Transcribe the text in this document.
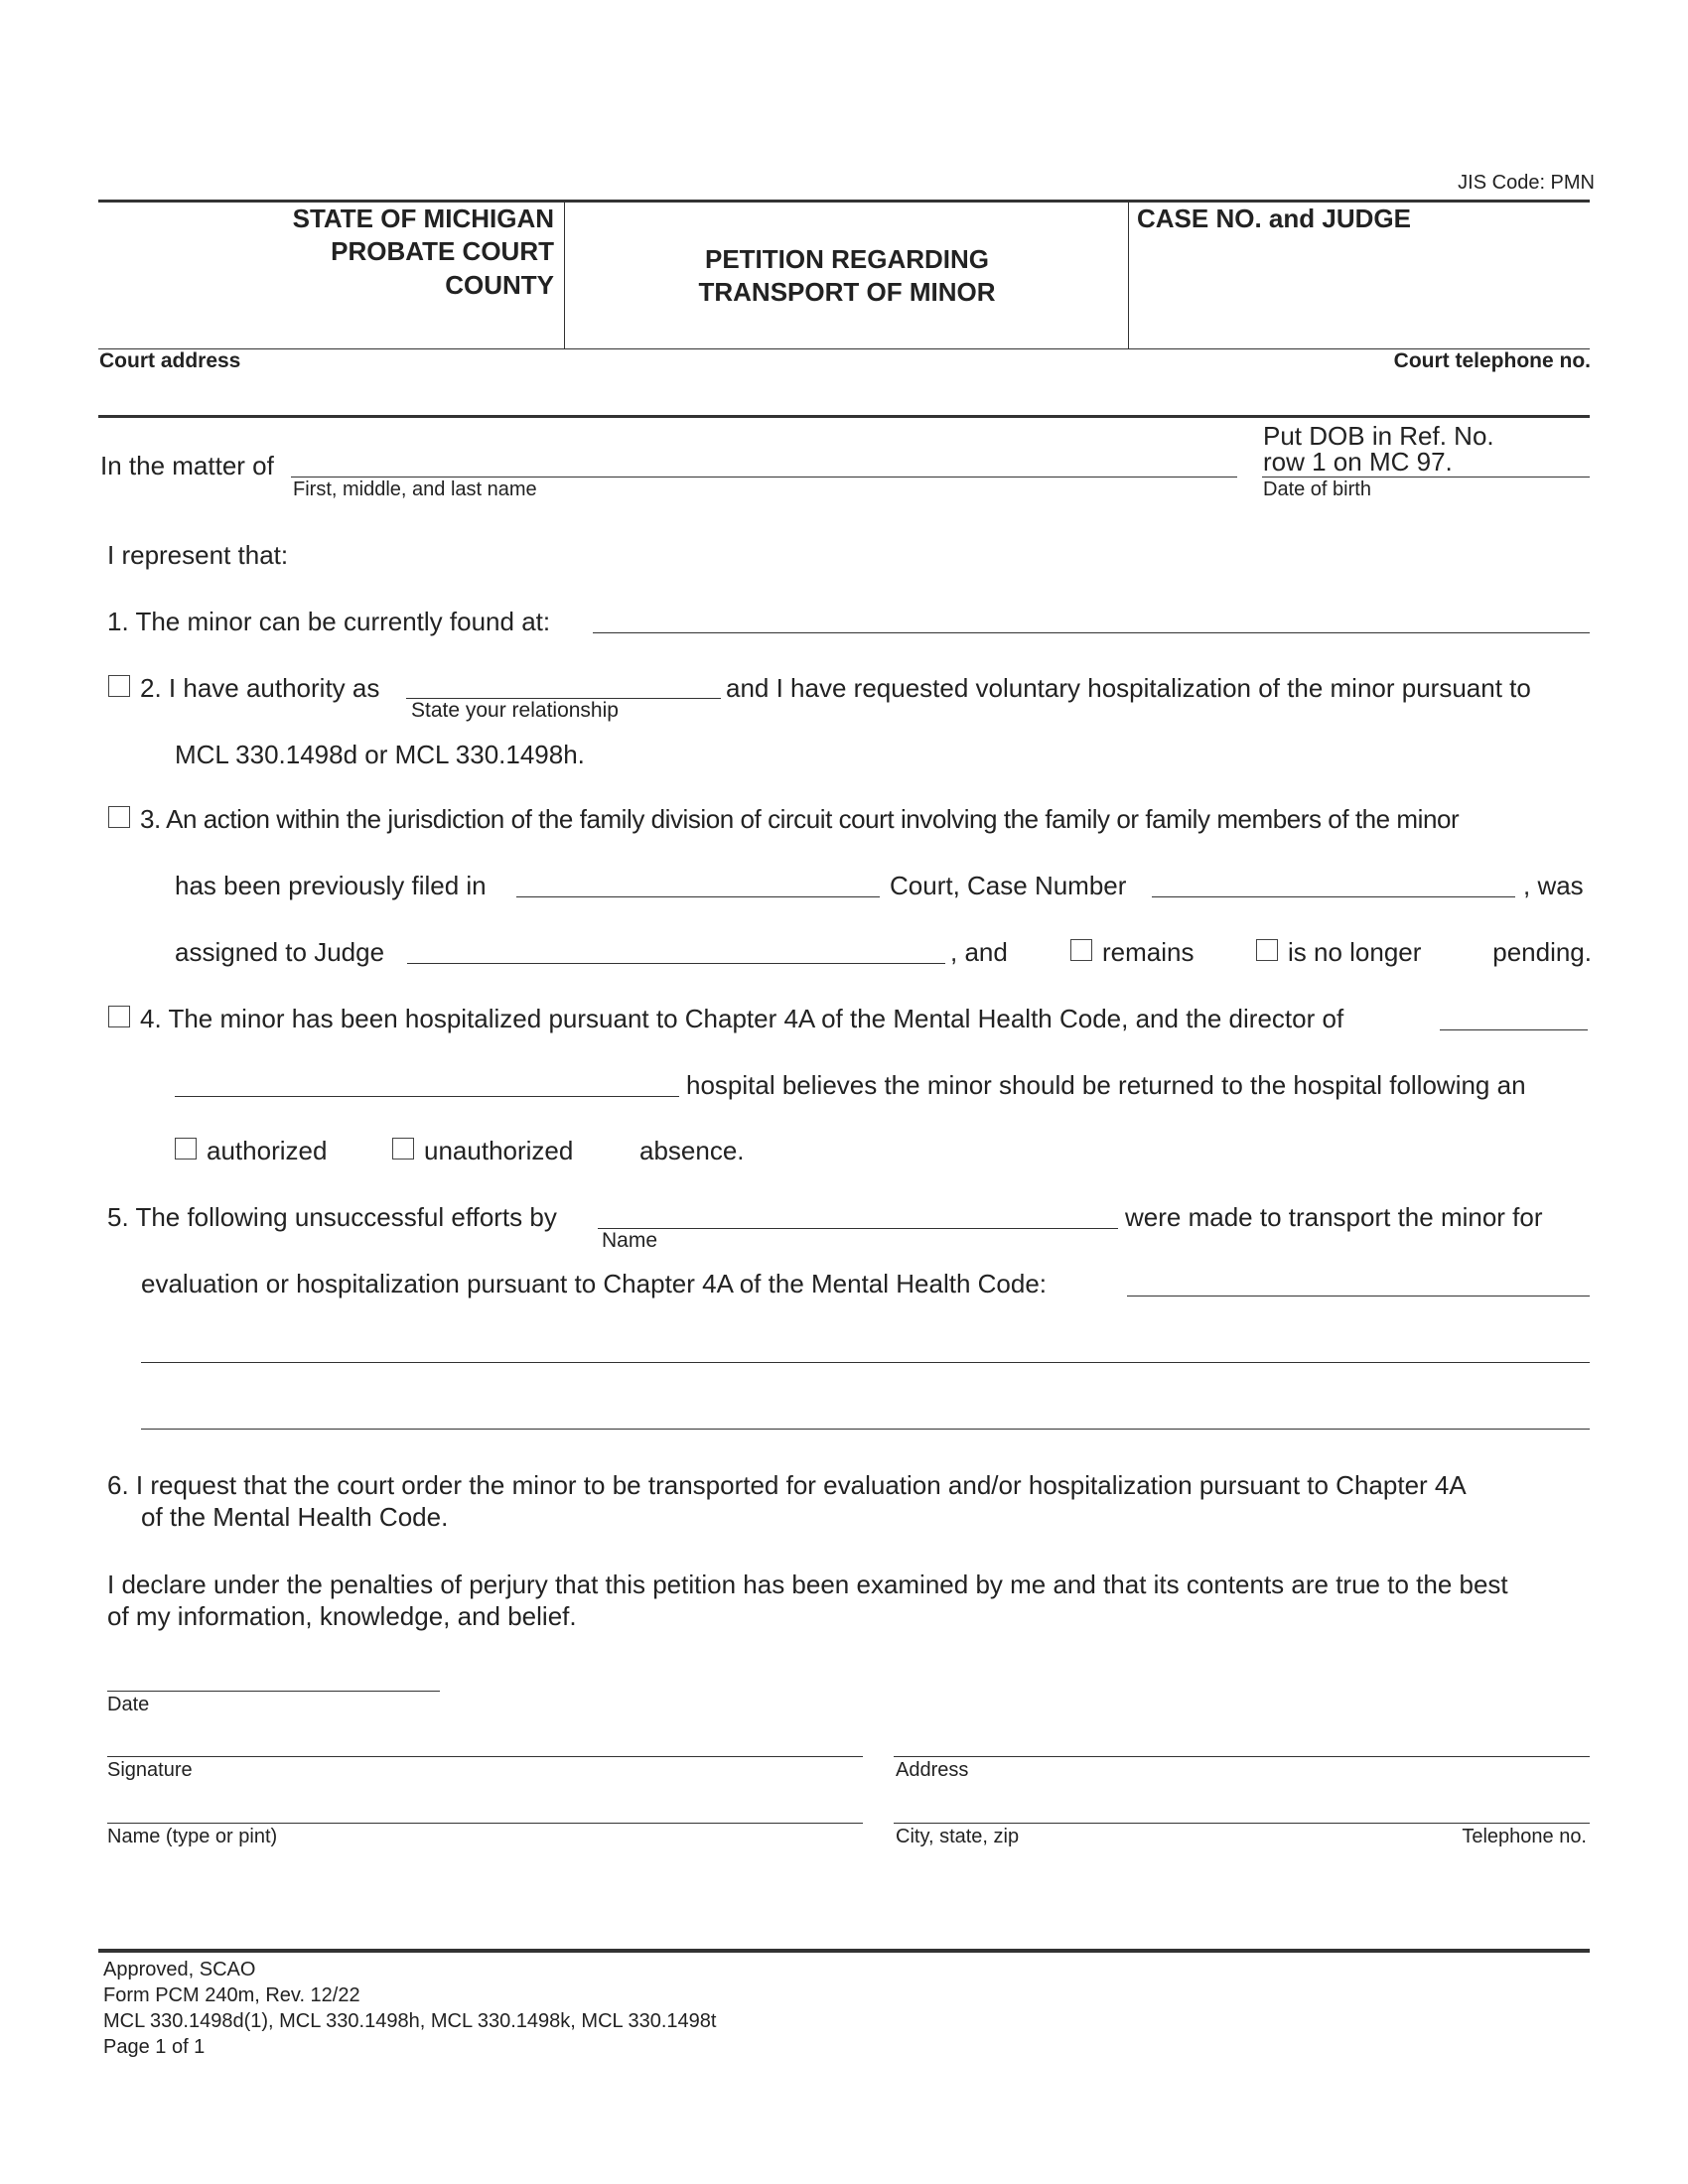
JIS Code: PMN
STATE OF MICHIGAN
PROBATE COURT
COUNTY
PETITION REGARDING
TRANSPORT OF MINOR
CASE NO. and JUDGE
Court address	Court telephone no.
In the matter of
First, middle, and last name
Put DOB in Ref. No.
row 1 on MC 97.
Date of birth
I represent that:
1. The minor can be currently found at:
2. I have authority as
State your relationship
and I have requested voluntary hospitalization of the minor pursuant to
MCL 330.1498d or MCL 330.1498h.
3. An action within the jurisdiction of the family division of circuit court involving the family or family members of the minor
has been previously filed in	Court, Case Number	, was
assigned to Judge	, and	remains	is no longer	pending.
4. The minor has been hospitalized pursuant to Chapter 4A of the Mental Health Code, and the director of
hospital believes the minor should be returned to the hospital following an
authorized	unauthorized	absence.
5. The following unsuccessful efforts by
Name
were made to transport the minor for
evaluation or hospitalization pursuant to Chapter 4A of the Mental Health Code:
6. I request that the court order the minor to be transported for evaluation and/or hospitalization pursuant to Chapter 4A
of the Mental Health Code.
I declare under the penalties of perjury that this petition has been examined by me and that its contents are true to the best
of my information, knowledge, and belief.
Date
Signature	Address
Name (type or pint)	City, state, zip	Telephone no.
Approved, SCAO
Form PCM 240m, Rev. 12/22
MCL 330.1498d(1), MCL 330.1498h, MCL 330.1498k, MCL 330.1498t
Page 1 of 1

○ ○ ○ ○ ○

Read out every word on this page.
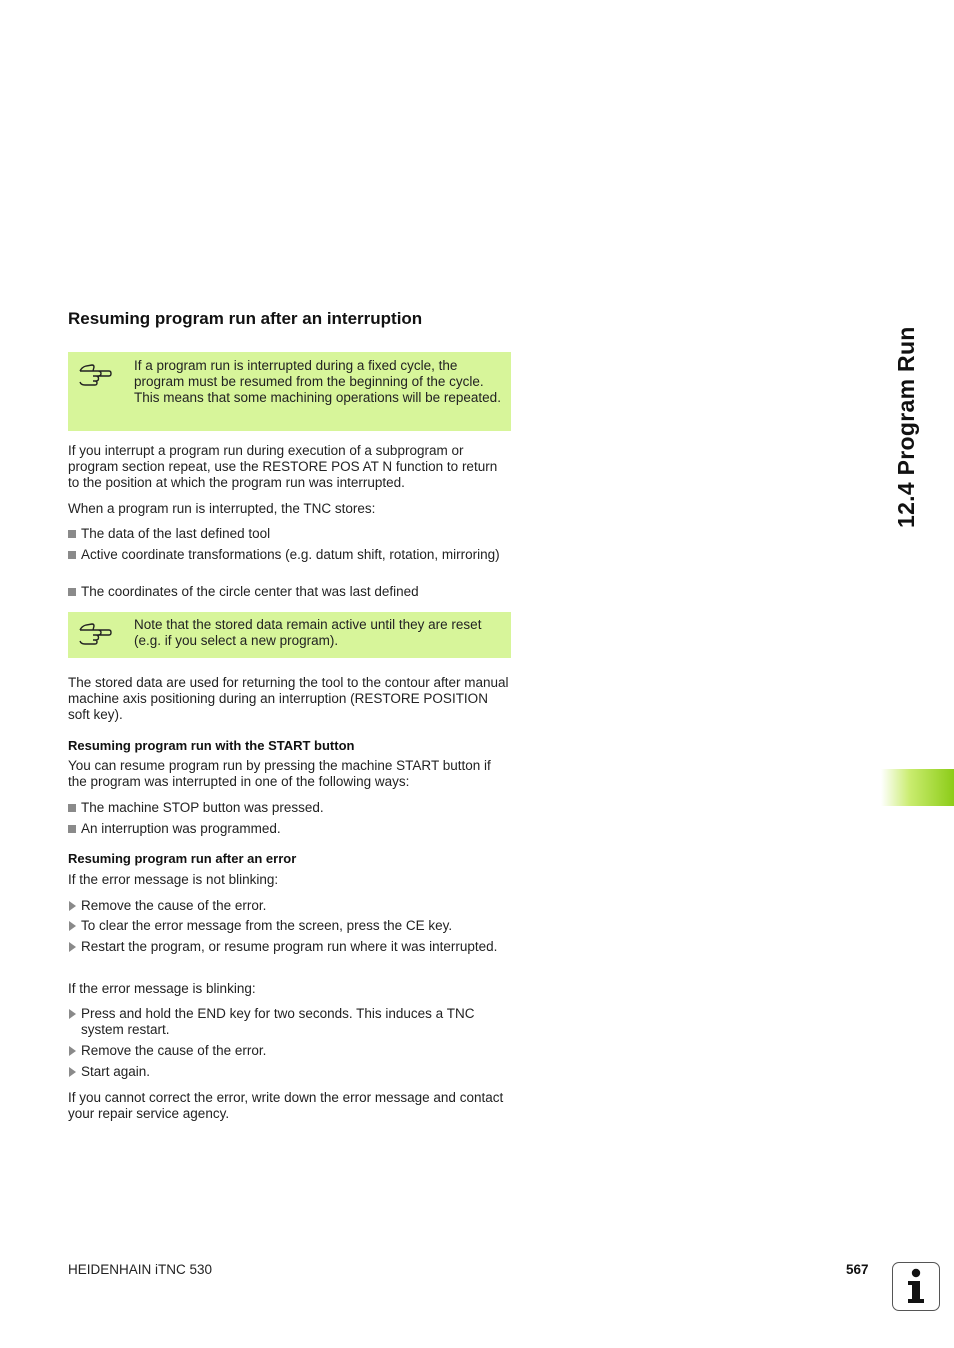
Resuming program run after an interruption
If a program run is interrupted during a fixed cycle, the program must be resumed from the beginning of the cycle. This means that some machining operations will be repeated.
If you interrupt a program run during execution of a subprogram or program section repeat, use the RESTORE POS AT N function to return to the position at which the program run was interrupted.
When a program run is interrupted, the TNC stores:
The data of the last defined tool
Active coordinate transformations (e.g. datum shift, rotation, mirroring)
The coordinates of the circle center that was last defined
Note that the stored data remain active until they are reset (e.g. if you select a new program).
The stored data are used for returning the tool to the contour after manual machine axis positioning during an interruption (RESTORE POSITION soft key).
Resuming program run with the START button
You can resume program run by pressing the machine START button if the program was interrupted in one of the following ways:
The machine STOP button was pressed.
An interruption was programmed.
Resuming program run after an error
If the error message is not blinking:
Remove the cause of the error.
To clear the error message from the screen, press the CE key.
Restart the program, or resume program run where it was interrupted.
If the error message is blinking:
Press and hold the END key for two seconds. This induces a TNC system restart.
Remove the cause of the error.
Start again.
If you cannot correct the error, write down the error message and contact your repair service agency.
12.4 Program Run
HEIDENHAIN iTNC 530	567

○ ○ ○ ○ ○

Copy all lines from the data that hold the word "Health".

Solution to the exercise:
4. The minor has been hospitalized pursuant to Chapter 4A of the Mental Health Code, and the director of
evaluation or hospitalization pursuant to Chapter 4A of the Mental Health Code:
of the Mental Health Code.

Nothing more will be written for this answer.